--- Request ---
Give the number of lines below that contain the word "this", and nothing else.

--- Records shown ---

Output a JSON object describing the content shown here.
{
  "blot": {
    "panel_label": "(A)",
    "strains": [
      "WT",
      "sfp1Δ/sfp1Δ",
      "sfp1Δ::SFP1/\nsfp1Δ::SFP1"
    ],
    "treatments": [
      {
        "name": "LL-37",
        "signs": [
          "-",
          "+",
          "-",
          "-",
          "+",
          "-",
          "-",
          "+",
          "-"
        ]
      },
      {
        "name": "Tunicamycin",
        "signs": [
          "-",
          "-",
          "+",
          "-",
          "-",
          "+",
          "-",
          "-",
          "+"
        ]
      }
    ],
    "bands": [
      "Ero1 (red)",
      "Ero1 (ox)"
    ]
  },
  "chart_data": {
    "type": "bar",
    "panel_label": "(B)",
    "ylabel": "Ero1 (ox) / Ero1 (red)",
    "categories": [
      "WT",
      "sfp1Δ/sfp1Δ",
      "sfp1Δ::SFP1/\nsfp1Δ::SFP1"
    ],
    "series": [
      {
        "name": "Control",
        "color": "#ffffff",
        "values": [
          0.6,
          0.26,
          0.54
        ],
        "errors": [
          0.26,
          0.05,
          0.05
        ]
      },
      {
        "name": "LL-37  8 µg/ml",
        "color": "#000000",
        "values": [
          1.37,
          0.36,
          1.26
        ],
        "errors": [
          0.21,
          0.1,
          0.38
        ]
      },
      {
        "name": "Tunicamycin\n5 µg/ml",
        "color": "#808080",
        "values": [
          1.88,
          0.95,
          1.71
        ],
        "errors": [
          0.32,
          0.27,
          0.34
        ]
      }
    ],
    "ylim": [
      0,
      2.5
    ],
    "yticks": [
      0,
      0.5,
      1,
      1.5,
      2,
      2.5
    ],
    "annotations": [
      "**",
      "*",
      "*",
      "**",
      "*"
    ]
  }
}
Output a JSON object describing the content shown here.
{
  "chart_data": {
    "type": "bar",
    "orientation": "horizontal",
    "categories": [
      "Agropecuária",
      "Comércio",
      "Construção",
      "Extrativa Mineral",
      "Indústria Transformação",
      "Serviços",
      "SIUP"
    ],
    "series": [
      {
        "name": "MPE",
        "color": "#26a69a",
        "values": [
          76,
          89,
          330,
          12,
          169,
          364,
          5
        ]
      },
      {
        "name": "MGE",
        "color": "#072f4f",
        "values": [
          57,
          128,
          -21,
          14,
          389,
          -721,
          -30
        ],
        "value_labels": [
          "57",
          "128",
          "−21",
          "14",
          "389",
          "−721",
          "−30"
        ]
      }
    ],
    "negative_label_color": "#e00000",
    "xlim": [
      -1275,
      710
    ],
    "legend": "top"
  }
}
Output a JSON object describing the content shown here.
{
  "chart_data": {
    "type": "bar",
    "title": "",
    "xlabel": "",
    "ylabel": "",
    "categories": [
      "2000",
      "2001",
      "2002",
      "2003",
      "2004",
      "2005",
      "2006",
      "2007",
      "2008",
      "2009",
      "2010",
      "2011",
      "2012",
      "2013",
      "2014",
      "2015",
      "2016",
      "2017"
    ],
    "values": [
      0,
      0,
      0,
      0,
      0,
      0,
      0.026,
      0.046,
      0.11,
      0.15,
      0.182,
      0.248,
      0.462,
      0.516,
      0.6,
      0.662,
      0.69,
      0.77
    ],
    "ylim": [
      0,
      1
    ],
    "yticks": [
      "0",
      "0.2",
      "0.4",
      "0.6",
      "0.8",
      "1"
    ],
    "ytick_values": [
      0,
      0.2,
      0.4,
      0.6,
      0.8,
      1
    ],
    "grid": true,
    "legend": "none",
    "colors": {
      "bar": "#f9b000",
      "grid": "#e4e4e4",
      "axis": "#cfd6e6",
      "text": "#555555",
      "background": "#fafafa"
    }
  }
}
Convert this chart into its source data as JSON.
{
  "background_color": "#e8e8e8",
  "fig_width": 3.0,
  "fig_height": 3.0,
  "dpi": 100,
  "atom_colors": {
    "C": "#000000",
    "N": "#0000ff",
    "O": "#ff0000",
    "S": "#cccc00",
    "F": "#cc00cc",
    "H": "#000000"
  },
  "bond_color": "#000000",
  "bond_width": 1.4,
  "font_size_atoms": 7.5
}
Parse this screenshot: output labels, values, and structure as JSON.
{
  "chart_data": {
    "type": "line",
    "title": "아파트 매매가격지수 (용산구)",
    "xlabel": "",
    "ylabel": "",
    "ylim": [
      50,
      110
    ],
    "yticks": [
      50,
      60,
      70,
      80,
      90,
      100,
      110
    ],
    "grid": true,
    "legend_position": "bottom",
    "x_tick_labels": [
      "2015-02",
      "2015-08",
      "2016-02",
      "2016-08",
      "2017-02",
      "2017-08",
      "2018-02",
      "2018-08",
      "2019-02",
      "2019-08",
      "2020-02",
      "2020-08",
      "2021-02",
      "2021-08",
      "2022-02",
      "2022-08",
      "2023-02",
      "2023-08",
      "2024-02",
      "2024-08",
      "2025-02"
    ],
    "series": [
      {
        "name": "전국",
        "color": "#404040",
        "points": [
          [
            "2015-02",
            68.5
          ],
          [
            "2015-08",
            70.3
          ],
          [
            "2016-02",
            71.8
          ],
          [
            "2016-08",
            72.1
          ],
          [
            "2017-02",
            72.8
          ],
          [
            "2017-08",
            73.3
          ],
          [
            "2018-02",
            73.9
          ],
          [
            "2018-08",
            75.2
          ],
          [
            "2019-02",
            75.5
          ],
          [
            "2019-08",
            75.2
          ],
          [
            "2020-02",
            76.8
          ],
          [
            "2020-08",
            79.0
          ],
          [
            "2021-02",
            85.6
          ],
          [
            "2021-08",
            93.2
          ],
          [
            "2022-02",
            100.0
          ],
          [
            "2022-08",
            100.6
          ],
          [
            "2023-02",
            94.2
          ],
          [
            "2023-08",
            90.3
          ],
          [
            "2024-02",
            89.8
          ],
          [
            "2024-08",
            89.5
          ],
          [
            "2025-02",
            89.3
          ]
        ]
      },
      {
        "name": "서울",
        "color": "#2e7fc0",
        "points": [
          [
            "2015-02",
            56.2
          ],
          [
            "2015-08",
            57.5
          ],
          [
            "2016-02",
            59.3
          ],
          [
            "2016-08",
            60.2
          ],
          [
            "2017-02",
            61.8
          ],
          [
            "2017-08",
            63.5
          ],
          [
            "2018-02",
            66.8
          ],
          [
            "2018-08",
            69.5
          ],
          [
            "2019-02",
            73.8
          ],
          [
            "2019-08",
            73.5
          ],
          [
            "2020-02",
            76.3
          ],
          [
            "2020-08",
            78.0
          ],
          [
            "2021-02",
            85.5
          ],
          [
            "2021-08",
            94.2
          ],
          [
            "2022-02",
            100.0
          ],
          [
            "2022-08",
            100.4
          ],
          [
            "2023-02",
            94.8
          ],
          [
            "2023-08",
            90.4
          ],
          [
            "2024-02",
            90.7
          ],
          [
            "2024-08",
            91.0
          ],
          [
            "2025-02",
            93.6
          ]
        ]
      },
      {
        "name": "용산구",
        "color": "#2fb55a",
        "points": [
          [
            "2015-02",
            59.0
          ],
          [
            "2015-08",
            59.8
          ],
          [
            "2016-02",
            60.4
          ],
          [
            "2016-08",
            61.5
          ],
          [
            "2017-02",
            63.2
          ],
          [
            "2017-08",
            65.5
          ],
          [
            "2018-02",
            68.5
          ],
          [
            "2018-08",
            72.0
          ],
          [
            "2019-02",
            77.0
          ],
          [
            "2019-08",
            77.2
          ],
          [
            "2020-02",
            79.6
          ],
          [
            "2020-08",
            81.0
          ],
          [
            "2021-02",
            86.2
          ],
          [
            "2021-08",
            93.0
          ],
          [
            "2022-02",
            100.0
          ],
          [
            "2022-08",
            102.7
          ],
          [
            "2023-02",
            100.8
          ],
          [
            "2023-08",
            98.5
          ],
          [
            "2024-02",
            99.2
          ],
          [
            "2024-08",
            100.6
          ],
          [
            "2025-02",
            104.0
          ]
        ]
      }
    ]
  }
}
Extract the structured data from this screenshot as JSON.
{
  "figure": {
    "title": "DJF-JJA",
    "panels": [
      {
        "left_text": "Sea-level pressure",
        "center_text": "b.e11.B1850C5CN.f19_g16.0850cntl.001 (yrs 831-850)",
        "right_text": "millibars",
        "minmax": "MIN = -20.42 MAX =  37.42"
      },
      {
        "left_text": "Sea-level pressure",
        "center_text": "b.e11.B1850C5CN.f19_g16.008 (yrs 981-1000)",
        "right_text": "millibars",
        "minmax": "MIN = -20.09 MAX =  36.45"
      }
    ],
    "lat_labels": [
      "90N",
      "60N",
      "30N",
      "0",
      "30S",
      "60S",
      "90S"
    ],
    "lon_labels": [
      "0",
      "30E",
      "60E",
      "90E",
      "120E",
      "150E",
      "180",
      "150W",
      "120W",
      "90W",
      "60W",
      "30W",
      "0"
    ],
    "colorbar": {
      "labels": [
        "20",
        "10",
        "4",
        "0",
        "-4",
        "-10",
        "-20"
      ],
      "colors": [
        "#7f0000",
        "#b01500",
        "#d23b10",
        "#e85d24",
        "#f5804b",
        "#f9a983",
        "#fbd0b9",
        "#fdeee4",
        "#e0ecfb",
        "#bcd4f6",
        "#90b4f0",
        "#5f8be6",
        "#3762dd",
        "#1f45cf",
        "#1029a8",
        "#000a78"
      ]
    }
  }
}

--- Output of the exercise ---
3